### REQUEST
In the text on ECDSA signatures below, quote the stretch from "So the random" through "about s and v?" word for word.

So the random k value was picked, the signer ran k laps around the track and ended at some point R. That is yet another point on the curve - do not confuse it with the Generator point or your public key. From point R, the r value was derived. What about s and v?
The s value serves as cryptographic proof that the signature is uniquely linked to both the specific message and the signer's private key. It is calculated using the following formula:
$$s = k^{−1} (messageHash + r⋅privateKey) \pmod n$$
Imagine the value s as a personalized stamp or signature that the runner leaves at the finish line. It combines the runner's identity (private key), the message hash being signed, and the number of laps run (k). Later, it will play a crucial role for the Verifier to determine whether a signature is valid without knowing the signer's private key or public key.
Finally, speaking of value v, remember how the secp256k1 curve is symmetrical along the y-axis. That means when the signer arrives at the point R(x₁, y₁), there is a symmetrical point R(x₁’, y₁’) on the other side of the y-axis. If the value v is 27 (or 0 in some implementations), the point R is in the lower part of the curve. If the value v is 28 (or 1 in some implementations), the point R is in the upper part of the curve.
Recovering the public key from the signature
Once we have a signature, our smart contract should use the ecrecover precompile (address(0×01)
on Ethereum) to recover the public key from that signature and then perform certain actions. Throughout the rest of the article we will focus on designing smart contracts to handle verification of signatures correctly. Numerous use cases and advanced Solidity patterns are possible with ECDSA signatures - from gasless transactions to NFT “lazy minting”.
The naive implementation would look something like this. Do not use this code in production, because a lot of stuff could go wrong.

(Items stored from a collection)

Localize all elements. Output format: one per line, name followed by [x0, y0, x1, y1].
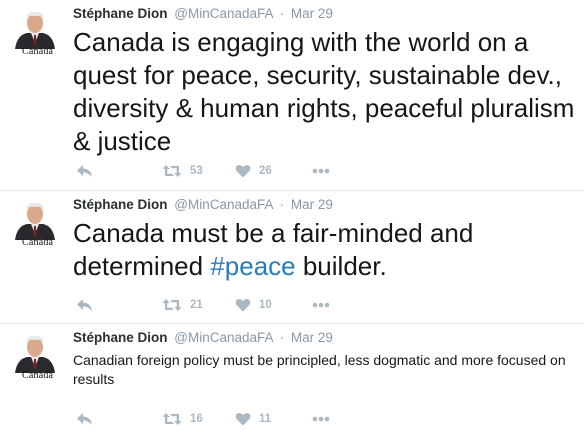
avatar-photo	[11, 200, 59, 240]
separator: ·	[279, 197, 285, 212]
retweet-count: 53	[190, 165, 203, 177]
like-button[interactable]: 26	[235, 162, 272, 180]
author-name[interactable]: Stéphane Dion	[73, 197, 168, 212]
reply-icon	[77, 299, 92, 311]
retweet-count: 21	[190, 299, 203, 311]
retweet-button[interactable]: 53	[162, 162, 203, 180]
tweet[interactable]: Canadä Stéphane Dion @MinCanadaFA · Mar …	[0, 0, 584, 191]
like-button[interactable]: 10	[235, 296, 272, 314]
author-handle[interactable]: @MinCanadaFA	[174, 6, 273, 21]
retweet-button[interactable]: 21	[162, 296, 203, 314]
like-count: 10	[259, 299, 272, 311]
tweet-header: Stéphane Dion @MinCanadaFA · Mar 29	[73, 6, 333, 22]
avatar-photo	[11, 333, 59, 373]
more-icon	[312, 168, 330, 174]
author-handle[interactable]: @MinCanadaFA	[174, 330, 273, 345]
like-count: 11	[259, 413, 272, 425]
canada-wordmark: Canadä	[22, 237, 54, 248]
tweet-date[interactable]: Mar 29	[291, 6, 333, 21]
tweet-date[interactable]: Mar 29	[291, 330, 333, 345]
avatar[interactable]: Canadä	[11, 9, 59, 57]
more-button[interactable]	[312, 162, 330, 180]
reply-button[interactable]	[76, 296, 93, 314]
tweet-text: Canadian foreign policy must be principl…	[73, 352, 566, 387]
more-button[interactable]	[312, 410, 330, 428]
retweet-count: 16	[190, 413, 203, 425]
retweet-icon	[162, 413, 182, 425]
more-icon	[312, 302, 330, 308]
retweet-button[interactable]: 16	[162, 410, 203, 428]
heart-icon	[235, 298, 251, 312]
retweet-icon	[162, 299, 182, 311]
avatar[interactable]: Canadä	[11, 333, 59, 381]
tweet-header: Stéphane Dion @MinCanadaFA · Mar 29	[73, 197, 333, 213]
heart-icon	[235, 412, 251, 426]
tweet-date[interactable]: Mar 29	[291, 197, 333, 212]
hashtag-link[interactable]: #peace	[210, 251, 295, 281]
separator: ·	[279, 6, 285, 21]
tweet-text: Canada must be a fair-minded and determi…	[73, 217, 573, 283]
tweet-text-after: builder.	[295, 251, 387, 281]
reply-button[interactable]	[76, 410, 93, 428]
like-count: 26	[259, 165, 272, 177]
author-handle[interactable]: @MinCanadaFA	[174, 197, 273, 212]
tweet[interactable]: Canadä Stéphane Dion @MinCanadaFA · Mar …	[0, 191, 584, 324]
author-name[interactable]: Stéphane Dion	[73, 330, 168, 345]
avatar-photo	[11, 9, 59, 49]
reply-icon	[77, 413, 92, 425]
canada-wordmark: Canadä	[22, 46, 54, 57]
more-button[interactable]	[312, 296, 330, 314]
avatar[interactable]: Canadä	[11, 200, 59, 248]
author-name[interactable]: Stéphane Dion	[73, 6, 168, 21]
more-icon	[312, 416, 330, 422]
tweet-header: Stéphane Dion @MinCanadaFA · Mar 29	[73, 330, 333, 346]
like-button[interactable]: 11	[235, 410, 271, 428]
tweet-text: Canada is engaging with the world on a q…	[73, 27, 575, 156]
reply-button[interactable]	[76, 162, 93, 180]
separator: ·	[279, 330, 285, 345]
reply-icon	[77, 165, 92, 177]
tweet-feed: Canadä Stéphane Dion @MinCanadaFA · Mar …	[0, 0, 584, 441]
heart-icon	[235, 164, 251, 178]
canada-wordmark: Canadä	[22, 370, 54, 381]
retweet-icon	[162, 165, 182, 177]
tweet[interactable]: Canadä Stéphane Dion @MinCanadaFA · Mar …	[0, 324, 584, 441]
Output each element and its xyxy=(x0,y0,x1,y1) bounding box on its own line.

### FINAL RESULT
So the random k value was picked, the signer ran k laps around the track and ended at some point R. That is yet another point on the curve - do not confuse it with the Generator point or your public key. From point R, the r value was derived. What about s and v?